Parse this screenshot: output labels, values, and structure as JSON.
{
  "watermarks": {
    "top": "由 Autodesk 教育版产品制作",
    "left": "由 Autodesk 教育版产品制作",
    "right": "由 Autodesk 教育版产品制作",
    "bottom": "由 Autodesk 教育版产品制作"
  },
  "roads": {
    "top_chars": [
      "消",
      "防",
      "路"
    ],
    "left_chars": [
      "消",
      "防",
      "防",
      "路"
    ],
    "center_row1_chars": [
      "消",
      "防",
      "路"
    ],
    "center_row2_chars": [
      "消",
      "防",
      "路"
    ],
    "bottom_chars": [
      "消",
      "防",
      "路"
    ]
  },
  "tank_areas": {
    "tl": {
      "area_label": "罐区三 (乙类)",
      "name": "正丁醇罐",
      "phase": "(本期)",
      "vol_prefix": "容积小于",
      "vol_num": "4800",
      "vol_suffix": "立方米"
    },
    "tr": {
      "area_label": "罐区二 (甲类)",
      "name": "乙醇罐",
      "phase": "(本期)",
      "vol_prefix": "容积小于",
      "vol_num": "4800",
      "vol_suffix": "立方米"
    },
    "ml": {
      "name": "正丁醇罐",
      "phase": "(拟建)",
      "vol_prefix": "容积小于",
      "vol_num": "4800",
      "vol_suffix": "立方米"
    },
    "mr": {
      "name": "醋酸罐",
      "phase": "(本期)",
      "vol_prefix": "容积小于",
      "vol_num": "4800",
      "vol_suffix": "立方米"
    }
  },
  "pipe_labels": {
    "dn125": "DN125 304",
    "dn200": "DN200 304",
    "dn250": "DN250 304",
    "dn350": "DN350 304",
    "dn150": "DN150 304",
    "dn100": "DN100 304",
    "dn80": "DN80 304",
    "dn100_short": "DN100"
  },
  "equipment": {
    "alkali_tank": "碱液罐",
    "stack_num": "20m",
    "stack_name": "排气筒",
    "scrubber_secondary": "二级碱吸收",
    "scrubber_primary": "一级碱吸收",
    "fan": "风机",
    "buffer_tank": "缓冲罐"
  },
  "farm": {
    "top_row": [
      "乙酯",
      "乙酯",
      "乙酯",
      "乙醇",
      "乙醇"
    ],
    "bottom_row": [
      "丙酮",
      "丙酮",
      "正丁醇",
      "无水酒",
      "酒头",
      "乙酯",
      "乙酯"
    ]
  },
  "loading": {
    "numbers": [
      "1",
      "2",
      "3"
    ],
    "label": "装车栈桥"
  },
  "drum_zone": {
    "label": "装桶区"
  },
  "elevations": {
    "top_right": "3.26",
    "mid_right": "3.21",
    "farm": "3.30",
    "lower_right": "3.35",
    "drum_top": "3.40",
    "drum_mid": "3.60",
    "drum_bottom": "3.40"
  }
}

* GIVEN EXERCISE
Each record must be returned exactly as it is written.

* REPLY
Parse this screenshot: output labels, values, and structure as JSON.
{
  "watermarks": {
    "top": "由 Autodesk 教育版产品制作",
    "left": "由 Autodesk 教育版产品制作",
    "right": "由 Autodesk 教育版产品制作",
    "bottom": "由 Autodesk 教育版产品制作"
  },
  "roads": {
    "top_chars": [
      "消",
      "防",
      "路"
    ],
    "left_chars": [
      "消",
      "防",
      "防",
      "路"
    ],
    "center_row1_chars": [
      "消",
      "防",
      "路"
    ],
    "center_row2_chars": [
      "消",
      "防",
      "路"
    ],
    "bottom_chars": [
      "消",
      "防",
      "路"
    ]
  },
  "tank_areas": {
    "tl": {
      "area_label": "罐区三 (乙类)",
      "name": "正丁醇罐",
      "phase": "(本期)",
      "vol_prefix": "容积小于",
      "vol_num": "4800",
      "vol_suffix": "立方米"
    },
    "tr": {
      "area_label": "罐区二 (甲类)",
      "name": "乙醇罐",
      "phase": "(本期)",
      "vol_prefix": "容积小于",
      "vol_num": "4800",
      "vol_suffix": "立方米"
    },
    "ml": {
      "name": "正丁醇罐",
      "phase": "(拟建)",
      "vol_prefix": "容积小于",
      "vol_num": "4800",
      "vol_suffix": "立方米"
    },
    "mr": {
      "name": "醋酸罐",
      "phase": "(本期)",
      "vol_prefix": "容积小于",
      "vol_num": "4800",
      "vol_suffix": "立方米"
    }
  },
  "pipe_labels": {
    "dn125": "DN125 304",
    "dn200": "DN200 304",
    "dn250": "DN250 304",
    "dn350": "DN350 304",
    "dn150": "DN150 304",
    "dn100": "DN100 304",
    "dn80": "DN80 304",
    "dn100_short": "DN100"
  },
  "equipment": {
    "alkali_tank": "碱液罐",
    "stack_num": "20m",
    "stack_name": "排气筒",
    "scrubber_secondary": "二级碱吸收",
    "scrubber_primary": "一级碱吸收",
    "fan": "风机",
    "buffer_tank": "缓冲罐"
  },
  "farm": {
    "top_row": [
      "乙酯",
      "乙酯",
      "乙酯",
      "乙醇",
      "乙醇"
    ],
    "bottom_row": [
      "丙酮",
      "丙酮",
      "正丁醇",
      "无水酒",
      "酒头",
      "乙酯",
      "乙酯"
    ]
  },
  "loading": {
    "numbers": [
      "1",
      "2",
      "3"
    ],
    "label": "装车栈桥"
  },
  "drum_zone": {
    "label": "装桶区"
  },
  "elevations": {
    "top_right": "3.26",
    "mid_right": "3.21",
    "farm": "3.30",
    "lower_right": "3.35",
    "drum_top": "3.40",
    "drum_mid": "3.60",
    "drum_bottom": "3.40"
  }
}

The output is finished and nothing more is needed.